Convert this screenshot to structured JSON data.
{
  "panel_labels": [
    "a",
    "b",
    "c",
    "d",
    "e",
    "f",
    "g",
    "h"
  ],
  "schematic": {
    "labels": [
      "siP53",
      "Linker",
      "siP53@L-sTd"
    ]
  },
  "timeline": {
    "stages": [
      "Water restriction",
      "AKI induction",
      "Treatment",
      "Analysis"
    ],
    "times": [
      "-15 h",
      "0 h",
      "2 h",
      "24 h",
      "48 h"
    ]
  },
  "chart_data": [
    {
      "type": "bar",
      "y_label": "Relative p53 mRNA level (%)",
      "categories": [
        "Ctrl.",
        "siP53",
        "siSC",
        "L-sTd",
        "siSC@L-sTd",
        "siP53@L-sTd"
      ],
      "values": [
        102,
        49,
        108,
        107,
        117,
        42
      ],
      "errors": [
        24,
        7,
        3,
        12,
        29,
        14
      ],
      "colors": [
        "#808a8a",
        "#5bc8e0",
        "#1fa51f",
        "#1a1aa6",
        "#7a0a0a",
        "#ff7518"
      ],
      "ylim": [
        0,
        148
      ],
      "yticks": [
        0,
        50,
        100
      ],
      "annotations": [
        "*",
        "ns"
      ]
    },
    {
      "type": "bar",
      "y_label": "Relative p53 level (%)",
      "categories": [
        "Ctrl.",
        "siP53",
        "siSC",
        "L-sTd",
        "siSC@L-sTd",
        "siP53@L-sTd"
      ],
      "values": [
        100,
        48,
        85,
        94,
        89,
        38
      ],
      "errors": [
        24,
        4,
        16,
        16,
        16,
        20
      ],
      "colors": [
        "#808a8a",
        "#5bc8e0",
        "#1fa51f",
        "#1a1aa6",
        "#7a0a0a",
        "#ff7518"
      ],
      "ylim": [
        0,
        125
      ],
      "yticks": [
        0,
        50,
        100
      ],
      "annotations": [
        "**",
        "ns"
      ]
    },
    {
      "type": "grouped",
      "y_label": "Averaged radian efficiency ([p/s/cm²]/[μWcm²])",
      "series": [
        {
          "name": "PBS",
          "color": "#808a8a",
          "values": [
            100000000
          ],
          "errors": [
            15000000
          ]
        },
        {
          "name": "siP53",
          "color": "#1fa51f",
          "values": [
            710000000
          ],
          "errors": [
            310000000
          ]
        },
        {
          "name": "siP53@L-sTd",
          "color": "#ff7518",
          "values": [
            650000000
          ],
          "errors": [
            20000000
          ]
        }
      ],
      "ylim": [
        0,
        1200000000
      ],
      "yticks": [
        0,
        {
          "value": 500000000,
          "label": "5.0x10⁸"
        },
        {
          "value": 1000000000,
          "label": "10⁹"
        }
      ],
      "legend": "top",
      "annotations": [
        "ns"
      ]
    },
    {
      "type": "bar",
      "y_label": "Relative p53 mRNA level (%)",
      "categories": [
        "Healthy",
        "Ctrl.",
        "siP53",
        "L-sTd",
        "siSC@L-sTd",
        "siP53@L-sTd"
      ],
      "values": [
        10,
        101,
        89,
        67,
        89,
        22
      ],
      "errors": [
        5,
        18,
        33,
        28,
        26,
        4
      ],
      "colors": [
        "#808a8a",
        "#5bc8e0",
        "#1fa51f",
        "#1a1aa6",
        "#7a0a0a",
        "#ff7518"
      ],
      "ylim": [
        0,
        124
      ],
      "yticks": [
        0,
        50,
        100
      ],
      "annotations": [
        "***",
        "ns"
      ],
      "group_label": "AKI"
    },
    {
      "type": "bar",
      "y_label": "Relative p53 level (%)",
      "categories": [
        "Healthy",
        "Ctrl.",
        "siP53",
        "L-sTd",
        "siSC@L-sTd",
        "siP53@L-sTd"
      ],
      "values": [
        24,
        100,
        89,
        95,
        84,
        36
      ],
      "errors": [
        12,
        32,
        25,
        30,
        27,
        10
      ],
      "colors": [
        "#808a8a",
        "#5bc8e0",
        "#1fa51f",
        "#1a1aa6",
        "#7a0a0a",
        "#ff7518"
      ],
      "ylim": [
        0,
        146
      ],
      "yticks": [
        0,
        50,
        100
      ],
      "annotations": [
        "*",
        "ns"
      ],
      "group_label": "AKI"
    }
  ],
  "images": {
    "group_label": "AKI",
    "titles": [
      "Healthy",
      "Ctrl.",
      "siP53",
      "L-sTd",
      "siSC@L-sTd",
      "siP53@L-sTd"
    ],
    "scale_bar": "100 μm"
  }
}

########################################

◆ WHAT YOU NEED TO DO: Every record, restated word for word, should make up your reply.

◆ ANSWER TO THE PROBLEM:
Convert this screenshot to structured JSON data.
{
  "panel_labels": [
    "a",
    "b",
    "c",
    "d",
    "e",
    "f",
    "g",
    "h"
  ],
  "schematic": {
    "labels": [
      "siP53",
      "Linker",
      "siP53@L-sTd"
    ]
  },
  "timeline": {
    "stages": [
      "Water restriction",
      "AKI induction",
      "Treatment",
      "Analysis"
    ],
    "times": [
      "-15 h",
      "0 h",
      "2 h",
      "24 h",
      "48 h"
    ]
  },
  "chart_data": [
    {
      "type": "bar",
      "y_label": "Relative p53 mRNA level (%)",
      "categories": [
        "Ctrl.",
        "siP53",
        "siSC",
        "L-sTd",
        "siSC@L-sTd",
        "siP53@L-sTd"
      ],
      "values": [
        102,
        49,
        108,
        107,
        117,
        42
      ],
      "errors": [
        24,
        7,
        3,
        12,
        29,
        14
      ],
      "colors": [
        "#808a8a",
        "#5bc8e0",
        "#1fa51f",
        "#1a1aa6",
        "#7a0a0a",
        "#ff7518"
      ],
      "ylim": [
        0,
        148
      ],
      "yticks": [
        0,
        50,
        100
      ],
      "annotations": [
        "*",
        "ns"
      ]
    },
    {
      "type": "bar",
      "y_label": "Relative p53 level (%)",
      "categories": [
        "Ctrl.",
        "siP53",
        "siSC",
        "L-sTd",
        "siSC@L-sTd",
        "siP53@L-sTd"
      ],
      "values": [
        100,
        48,
        85,
        94,
        89,
        38
      ],
      "errors": [
        24,
        4,
        16,
        16,
        16,
        20
      ],
      "colors": [
        "#808a8a",
        "#5bc8e0",
        "#1fa51f",
        "#1a1aa6",
        "#7a0a0a",
        "#ff7518"
      ],
      "ylim": [
        0,
        125
      ],
      "yticks": [
        0,
        50,
        100
      ],
      "annotations": [
        "**",
        "ns"
      ]
    },
    {
      "type": "grouped",
      "y_label": "Averaged radian efficiency ([p/s/cm²]/[μWcm²])",
      "series": [
        {
          "name": "PBS",
          "color": "#808a8a",
          "values": [
            100000000
          ],
          "errors": [
            15000000
          ]
        },
        {
          "name": "siP53",
          "color": "#1fa51f",
          "values": [
            710000000
          ],
          "errors": [
            310000000
          ]
        },
        {
          "name": "siP53@L-sTd",
          "color": "#ff7518",
          "values": [
            650000000
          ],
          "errors": [
            20000000
          ]
        }
      ],
      "ylim": [
        0,
        1200000000
      ],
      "yticks": [
        0,
        {
          "value": 500000000,
          "label": "5.0x10⁸"
        },
        {
          "value": 1000000000,
          "label": "10⁹"
        }
      ],
      "legend": "top",
      "annotations": [
        "ns"
      ]
    },
    {
      "type": "bar",
      "y_label": "Relative p53 mRNA level (%)",
      "categories": [
        "Healthy",
        "Ctrl.",
        "siP53",
        "L-sTd",
        "siSC@L-sTd",
        "siP53@L-sTd"
      ],
      "values": [
        10,
        101,
        89,
        67,
        89,
        22
      ],
      "errors": [
        5,
        18,
        33,
        28,
        26,
        4
      ],
      "colors": [
        "#808a8a",
        "#5bc8e0",
        "#1fa51f",
        "#1a1aa6",
        "#7a0a0a",
        "#ff7518"
      ],
      "ylim": [
        0,
        124
      ],
      "yticks": [
        0,
        50,
        100
      ],
      "annotations": [
        "***",
        "ns"
      ],
      "group_label": "AKI"
    },
    {
      "type": "bar",
      "y_label": "Relative p53 level (%)",
      "categories": [
        "Healthy",
        "Ctrl.",
        "siP53",
        "L-sTd",
        "siSC@L-sTd",
        "siP53@L-sTd"
      ],
      "values": [
        24,
        100,
        89,
        95,
        84,
        36
      ],
      "errors": [
        12,
        32,
        25,
        30,
        27,
        10
      ],
      "colors": [
        "#808a8a",
        "#5bc8e0",
        "#1fa51f",
        "#1a1aa6",
        "#7a0a0a",
        "#ff7518"
      ],
      "ylim": [
        0,
        146
      ],
      "yticks": [
        0,
        50,
        100
      ],
      "annotations": [
        "*",
        "ns"
      ],
      "group_label": "AKI"
    }
  ],
  "images": {
    "group_label": "AKI",
    "titles": [
      "Healthy",
      "Ctrl.",
      "siP53",
      "L-sTd",
      "siSC@L-sTd",
      "siP53@L-sTd"
    ],
    "scale_bar": "100 μm"
  }
}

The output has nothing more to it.